◆ **DOCUMENT SEGMENT**
The best of International Toy Fair 2011



The 108th International Toy Fair wrapped up its four-day run in New York this week and over 10,000 buyers and press were treated to an overwhelming display of toys, action figures, games, and gadgets. All told, there were over 100,000 new products from industry giants such as Mattel, Hasbro, and LeapFrog, and hundreds of lesser-known manufacturers.

While some of the news fell a little flat (Barbie and Ken are back together; who knew they had split up?), a few offerings rose above the considerable noise level and gave us a glimpse of what could be some of the more popular toys once they hit the shelves later this year.


LeapFrog LeapPad Explorer

Worried that your 4-year-old might not take such good care of your $600 iPad? Worry no more! LeapFrog, the reliable maker of fun and educational toys for younger children, is coming out with a LeapPad Explorer tablet. The LeapPad has a 5-inch color LCD touch screen, a built-in microphone, a headphone jack, a camera, an SD card expansion slot, and a USB connection.

◆ **Records from a dataset**
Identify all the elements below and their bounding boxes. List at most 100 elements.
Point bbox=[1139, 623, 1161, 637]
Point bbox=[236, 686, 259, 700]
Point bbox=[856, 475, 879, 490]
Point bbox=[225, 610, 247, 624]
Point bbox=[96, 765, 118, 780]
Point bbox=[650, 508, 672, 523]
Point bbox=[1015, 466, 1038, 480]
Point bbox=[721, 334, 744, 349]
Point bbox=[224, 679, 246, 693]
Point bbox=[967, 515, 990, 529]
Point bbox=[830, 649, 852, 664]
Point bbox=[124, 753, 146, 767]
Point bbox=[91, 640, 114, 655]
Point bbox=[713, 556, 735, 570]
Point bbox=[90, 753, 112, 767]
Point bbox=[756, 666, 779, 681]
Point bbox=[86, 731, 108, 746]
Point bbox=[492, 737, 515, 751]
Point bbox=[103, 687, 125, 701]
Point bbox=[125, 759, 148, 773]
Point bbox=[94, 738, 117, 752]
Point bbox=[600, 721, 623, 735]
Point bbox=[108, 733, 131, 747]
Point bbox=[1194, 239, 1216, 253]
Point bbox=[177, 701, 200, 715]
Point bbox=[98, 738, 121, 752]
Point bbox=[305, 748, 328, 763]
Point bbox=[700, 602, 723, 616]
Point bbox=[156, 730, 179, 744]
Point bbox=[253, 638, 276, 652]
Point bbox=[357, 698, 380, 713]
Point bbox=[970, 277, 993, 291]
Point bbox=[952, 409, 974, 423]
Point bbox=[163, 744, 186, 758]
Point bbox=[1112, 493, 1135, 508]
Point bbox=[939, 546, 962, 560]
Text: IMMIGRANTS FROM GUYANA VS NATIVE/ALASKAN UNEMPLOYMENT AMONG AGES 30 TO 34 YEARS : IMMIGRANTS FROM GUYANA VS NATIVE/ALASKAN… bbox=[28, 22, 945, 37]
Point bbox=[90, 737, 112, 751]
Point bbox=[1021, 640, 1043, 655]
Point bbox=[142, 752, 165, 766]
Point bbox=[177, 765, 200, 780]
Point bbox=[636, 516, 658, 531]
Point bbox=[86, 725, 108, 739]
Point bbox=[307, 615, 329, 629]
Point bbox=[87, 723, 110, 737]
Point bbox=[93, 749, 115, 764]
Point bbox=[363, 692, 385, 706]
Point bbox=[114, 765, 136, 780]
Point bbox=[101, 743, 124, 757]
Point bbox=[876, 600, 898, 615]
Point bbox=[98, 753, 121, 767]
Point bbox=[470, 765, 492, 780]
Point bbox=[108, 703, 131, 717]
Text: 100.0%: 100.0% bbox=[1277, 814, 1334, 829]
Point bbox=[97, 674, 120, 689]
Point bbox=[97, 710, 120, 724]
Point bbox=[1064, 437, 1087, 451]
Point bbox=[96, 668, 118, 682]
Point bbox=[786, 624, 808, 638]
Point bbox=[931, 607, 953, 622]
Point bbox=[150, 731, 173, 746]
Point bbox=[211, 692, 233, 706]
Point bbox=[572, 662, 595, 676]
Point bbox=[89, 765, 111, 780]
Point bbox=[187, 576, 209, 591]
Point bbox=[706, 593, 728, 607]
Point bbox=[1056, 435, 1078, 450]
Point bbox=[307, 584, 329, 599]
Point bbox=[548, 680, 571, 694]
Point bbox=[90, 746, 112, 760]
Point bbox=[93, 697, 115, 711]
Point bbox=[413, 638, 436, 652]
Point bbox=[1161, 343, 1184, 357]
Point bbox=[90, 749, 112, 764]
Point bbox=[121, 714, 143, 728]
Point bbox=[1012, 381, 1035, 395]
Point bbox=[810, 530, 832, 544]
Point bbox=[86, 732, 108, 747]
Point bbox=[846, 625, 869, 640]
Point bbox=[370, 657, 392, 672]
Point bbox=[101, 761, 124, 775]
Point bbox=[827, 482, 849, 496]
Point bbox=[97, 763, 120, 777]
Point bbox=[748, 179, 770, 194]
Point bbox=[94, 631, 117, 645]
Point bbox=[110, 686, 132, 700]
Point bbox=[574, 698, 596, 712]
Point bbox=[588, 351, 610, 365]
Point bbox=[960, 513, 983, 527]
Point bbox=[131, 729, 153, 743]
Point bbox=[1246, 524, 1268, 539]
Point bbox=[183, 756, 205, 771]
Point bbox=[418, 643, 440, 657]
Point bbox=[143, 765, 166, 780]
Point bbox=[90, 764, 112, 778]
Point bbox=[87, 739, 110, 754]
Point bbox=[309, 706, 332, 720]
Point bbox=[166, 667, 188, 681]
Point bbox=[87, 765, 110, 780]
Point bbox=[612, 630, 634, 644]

◆ **HOW TO COMPLETE THIS TASK**
According to the toy fair article, how many new products were shown at the fair? The entries were drawn from a separate source.

◆ **EXERCISE SOLUTION**
Over 100,000 new products were shown.